### [REQUEST]
Every entry that follows should be reproduced exactly.

### [DATA EXTRACT]
○ ○ ○ ○ ○ ○ ○

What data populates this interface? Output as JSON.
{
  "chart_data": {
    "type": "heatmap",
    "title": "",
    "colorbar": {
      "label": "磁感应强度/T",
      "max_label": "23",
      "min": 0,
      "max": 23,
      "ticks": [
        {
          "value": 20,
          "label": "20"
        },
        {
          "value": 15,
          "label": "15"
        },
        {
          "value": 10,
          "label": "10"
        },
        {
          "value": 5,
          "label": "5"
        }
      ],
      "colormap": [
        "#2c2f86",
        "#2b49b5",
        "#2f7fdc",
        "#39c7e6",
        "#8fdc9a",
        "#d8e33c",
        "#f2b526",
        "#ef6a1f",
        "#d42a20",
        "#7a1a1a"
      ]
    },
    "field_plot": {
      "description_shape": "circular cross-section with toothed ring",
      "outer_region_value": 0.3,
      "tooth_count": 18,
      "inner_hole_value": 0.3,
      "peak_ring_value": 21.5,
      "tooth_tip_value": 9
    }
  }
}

○ ○ ○ ○ ○ ○ ○

### [TASK RESULT]
What data populates this interface? Output as JSON.
{
  "chart_data": {
    "type": "heatmap",
    "title": "",
    "colorbar": {
      "label": "磁感应强度/T",
      "max_label": "23",
      "min": 0,
      "max": 23,
      "ticks": [
        {
          "value": 20,
          "label": "20"
        },
        {
          "value": 15,
          "label": "15"
        },
        {
          "value": 10,
          "label": "10"
        },
        {
          "value": 5,
          "label": "5"
        }
      ],
      "colormap": [
        "#2c2f86",
        "#2b49b5",
        "#2f7fdc",
        "#39c7e6",
        "#8fdc9a",
        "#d8e33c",
        "#f2b526",
        "#ef6a1f",
        "#d42a20",
        "#7a1a1a"
      ]
    },
    "field_plot": {
      "description_shape": "circular cross-section with toothed ring",
      "outer_region_value": 0.3,
      "tooth_count": 18,
      "inner_hole_value": 0.3,
      "peak_ring_value": 21.5,
      "tooth_tip_value": 9
    }
  }
}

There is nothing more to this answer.